# REQUIRED WORK
Skip the images and return the records below exactly.

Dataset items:
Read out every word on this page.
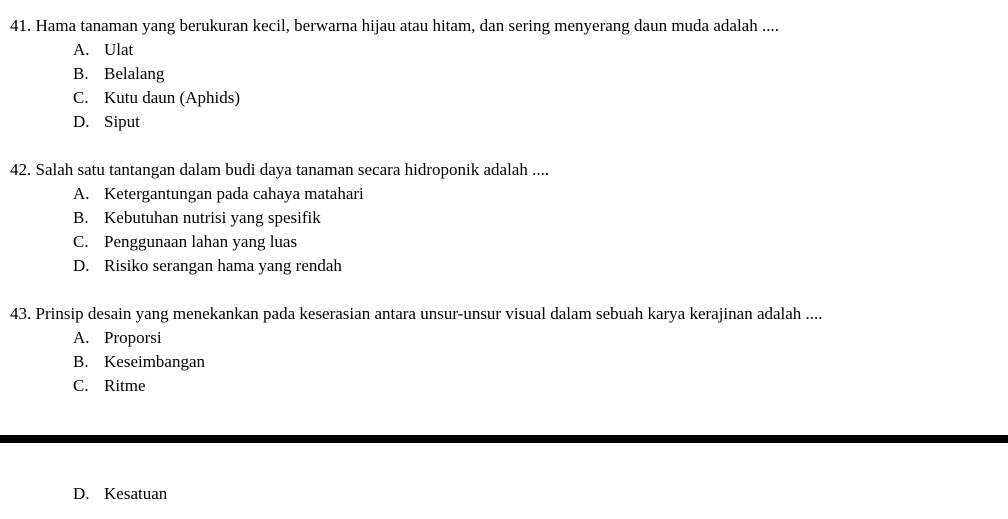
41. Hama tanaman yang berukuran kecil, berwarna hijau atau hitam, dan sering menyerang daun muda adalah ....
A. Ulat
B. Belalang
C. Kutu daun (Aphids)
D. Siput
42. Salah satu tantangan dalam budi daya tanaman secara hidroponik adalah ....
A. Ketergantungan pada cahaya matahari
B. Kebutuhan nutrisi yang spesifik
C. Penggunaan lahan yang luas
D. Risiko serangan hama yang rendah
43. Prinsip desain yang menekankan pada keserasian antara unsur-unsur visual dalam sebuah karya kerajinan adalah ....
A. Proporsi
B. Keseimbangan
C. Ritme
D. Kesatuan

# TASK RESPONSE
Read out every word on this page.
41. Hama tanaman yang berukuran kecil, berwarna hijau atau hitam, dan sering menyerang daun muda adalah ....
A. Ulat
B. Belalang
C. Kutu daun (Aphids)
D. Siput
42. Salah satu tantangan dalam budi daya tanaman secara hidroponik adalah ....
A. Ketergantungan pada cahaya matahari
B. Kebutuhan nutrisi yang spesifik
C. Penggunaan lahan yang luas
D. Risiko serangan hama yang rendah
43. Prinsip desain yang menekankan pada keserasian antara unsur-unsur visual dalam sebuah karya kerajinan adalah ....
A. Proporsi
B. Keseimbangan
C. Ritme
D. Kesatuan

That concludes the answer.